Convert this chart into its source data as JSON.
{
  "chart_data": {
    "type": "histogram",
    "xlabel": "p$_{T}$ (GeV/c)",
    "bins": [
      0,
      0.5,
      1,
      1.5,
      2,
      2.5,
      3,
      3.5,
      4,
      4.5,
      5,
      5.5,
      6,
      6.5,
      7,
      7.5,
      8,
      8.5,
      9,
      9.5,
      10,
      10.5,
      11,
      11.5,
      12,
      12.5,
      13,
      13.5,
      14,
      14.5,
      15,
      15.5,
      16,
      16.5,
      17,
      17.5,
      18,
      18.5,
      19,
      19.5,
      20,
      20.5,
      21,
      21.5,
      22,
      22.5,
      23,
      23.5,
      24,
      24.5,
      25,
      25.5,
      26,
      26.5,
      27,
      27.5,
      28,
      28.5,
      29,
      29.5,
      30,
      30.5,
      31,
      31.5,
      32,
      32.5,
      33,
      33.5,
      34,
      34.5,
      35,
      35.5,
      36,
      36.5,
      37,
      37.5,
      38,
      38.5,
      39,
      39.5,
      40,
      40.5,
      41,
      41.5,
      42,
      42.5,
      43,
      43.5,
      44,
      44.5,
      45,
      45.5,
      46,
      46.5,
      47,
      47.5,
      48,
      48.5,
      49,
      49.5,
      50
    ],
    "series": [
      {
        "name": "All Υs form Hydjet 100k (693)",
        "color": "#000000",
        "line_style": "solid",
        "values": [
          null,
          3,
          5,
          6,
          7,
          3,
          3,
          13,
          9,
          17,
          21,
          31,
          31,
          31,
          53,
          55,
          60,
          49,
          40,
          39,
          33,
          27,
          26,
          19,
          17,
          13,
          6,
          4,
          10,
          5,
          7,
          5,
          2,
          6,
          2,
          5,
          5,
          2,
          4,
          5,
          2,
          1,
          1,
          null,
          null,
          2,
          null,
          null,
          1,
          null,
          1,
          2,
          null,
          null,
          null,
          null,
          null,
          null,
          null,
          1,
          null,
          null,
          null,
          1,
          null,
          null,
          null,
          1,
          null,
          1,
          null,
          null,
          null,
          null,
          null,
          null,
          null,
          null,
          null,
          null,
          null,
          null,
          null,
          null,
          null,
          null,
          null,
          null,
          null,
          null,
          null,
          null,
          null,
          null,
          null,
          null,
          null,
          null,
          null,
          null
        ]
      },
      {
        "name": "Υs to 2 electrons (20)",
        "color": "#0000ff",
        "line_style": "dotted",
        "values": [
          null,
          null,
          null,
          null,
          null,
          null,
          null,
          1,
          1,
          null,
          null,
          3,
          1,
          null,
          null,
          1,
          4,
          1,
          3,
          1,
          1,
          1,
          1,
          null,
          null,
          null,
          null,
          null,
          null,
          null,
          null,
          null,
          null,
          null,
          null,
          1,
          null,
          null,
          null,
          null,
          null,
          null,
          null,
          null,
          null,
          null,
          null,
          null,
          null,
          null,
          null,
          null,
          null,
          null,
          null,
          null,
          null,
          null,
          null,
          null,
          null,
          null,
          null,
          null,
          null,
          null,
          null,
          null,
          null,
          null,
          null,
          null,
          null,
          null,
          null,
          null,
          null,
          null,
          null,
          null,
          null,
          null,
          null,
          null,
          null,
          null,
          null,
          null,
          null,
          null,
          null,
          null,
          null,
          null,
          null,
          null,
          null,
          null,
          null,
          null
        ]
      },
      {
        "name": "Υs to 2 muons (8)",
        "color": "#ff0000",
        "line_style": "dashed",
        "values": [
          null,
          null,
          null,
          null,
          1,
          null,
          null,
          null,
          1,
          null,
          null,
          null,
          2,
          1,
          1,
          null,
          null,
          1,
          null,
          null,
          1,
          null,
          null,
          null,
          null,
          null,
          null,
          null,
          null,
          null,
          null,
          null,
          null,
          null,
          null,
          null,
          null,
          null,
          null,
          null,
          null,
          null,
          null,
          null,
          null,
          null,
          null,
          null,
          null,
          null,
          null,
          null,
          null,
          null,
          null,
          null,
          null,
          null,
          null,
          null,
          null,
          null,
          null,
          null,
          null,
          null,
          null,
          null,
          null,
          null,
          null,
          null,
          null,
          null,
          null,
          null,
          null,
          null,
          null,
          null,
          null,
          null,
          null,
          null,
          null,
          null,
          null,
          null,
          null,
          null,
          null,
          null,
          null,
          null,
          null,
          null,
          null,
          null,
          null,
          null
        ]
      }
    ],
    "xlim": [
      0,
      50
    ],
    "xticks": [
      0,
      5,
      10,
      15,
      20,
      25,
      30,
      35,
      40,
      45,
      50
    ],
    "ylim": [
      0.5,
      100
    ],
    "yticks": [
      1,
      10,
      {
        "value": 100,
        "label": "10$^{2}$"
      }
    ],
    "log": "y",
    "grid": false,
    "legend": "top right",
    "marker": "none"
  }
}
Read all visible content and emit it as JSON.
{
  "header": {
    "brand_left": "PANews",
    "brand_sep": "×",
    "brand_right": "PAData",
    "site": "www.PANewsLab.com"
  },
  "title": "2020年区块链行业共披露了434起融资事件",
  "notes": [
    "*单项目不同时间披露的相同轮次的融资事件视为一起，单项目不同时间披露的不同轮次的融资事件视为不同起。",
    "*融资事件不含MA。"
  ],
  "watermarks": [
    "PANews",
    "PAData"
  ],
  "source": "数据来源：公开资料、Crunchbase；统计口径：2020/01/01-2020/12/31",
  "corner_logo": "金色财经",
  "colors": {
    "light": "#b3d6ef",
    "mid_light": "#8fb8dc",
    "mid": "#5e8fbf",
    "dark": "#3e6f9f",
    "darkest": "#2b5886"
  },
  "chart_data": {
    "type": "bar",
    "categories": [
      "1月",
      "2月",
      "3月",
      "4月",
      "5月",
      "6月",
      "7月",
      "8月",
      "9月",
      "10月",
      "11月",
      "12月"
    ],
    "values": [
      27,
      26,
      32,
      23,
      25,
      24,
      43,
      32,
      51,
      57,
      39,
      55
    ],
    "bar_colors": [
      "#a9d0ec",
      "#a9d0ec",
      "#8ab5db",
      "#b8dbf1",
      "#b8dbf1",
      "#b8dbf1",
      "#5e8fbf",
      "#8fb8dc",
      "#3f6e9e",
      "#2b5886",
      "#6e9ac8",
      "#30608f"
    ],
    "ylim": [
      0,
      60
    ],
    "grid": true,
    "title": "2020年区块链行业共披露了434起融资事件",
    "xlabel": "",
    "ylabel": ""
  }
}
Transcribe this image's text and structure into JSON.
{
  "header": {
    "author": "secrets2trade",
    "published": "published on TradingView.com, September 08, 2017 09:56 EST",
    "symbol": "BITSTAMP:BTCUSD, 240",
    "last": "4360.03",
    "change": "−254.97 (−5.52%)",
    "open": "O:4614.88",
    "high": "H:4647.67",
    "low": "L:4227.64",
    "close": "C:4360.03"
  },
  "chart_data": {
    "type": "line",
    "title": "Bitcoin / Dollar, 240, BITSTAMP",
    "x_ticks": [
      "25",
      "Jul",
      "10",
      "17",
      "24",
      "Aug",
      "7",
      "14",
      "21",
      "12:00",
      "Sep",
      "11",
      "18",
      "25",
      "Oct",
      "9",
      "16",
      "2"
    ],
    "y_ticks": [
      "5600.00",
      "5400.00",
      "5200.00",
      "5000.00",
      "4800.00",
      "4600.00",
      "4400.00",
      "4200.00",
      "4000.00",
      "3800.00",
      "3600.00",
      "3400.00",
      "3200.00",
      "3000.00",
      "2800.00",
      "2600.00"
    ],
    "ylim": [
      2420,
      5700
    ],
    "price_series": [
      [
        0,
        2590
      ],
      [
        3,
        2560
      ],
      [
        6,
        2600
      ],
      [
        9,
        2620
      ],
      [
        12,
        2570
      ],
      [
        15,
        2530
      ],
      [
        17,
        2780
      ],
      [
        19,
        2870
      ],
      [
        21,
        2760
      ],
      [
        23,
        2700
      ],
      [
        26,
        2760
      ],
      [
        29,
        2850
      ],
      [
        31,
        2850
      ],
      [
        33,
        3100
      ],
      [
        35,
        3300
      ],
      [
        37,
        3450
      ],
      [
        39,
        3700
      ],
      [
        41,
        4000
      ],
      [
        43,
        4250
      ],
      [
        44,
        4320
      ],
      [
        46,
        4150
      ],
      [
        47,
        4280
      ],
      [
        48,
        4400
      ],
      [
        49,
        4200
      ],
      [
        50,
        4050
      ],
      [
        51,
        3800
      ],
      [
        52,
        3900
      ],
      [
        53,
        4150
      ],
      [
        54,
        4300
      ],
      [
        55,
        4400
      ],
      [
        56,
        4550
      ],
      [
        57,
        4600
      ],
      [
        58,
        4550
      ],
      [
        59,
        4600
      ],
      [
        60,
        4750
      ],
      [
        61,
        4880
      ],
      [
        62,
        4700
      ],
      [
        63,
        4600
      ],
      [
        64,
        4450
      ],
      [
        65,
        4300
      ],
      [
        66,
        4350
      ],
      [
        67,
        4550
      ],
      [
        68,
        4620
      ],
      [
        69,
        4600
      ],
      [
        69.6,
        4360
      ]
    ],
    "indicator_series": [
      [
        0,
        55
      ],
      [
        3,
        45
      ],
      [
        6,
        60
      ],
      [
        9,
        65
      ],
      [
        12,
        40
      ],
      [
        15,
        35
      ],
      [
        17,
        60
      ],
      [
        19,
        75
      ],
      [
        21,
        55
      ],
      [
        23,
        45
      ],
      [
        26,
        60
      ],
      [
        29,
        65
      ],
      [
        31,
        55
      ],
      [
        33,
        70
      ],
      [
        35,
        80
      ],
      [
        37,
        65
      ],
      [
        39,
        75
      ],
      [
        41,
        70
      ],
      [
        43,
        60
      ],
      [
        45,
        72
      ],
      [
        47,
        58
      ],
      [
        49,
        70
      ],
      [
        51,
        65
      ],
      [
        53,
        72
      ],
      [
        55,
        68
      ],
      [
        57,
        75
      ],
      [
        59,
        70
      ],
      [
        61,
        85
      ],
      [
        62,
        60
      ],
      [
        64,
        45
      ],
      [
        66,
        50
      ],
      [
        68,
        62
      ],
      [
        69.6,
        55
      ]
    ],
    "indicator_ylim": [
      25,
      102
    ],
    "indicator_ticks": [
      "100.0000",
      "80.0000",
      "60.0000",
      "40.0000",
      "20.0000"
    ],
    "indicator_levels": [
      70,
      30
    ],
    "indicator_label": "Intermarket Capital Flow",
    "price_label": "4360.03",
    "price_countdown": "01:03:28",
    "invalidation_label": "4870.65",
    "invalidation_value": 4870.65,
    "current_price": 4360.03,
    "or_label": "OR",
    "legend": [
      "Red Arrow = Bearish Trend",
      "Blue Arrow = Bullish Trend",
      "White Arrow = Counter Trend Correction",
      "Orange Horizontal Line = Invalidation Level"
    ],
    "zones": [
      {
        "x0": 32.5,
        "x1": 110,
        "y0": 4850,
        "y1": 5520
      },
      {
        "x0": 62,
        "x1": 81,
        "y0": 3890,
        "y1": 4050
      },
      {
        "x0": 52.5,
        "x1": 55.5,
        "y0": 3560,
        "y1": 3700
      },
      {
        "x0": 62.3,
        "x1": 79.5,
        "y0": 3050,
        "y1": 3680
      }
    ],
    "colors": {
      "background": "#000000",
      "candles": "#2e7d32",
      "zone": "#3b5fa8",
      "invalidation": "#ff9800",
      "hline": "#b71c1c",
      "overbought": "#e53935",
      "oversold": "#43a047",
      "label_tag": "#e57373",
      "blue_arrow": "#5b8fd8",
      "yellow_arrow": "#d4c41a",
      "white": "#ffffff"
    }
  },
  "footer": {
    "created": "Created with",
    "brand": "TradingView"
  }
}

Task instructions. Find every line in the records above that contains the word "this", and copy each one.

The answer.
Convert this chart into its source data as JSON.
Transcribe this image's text and structure into JSON.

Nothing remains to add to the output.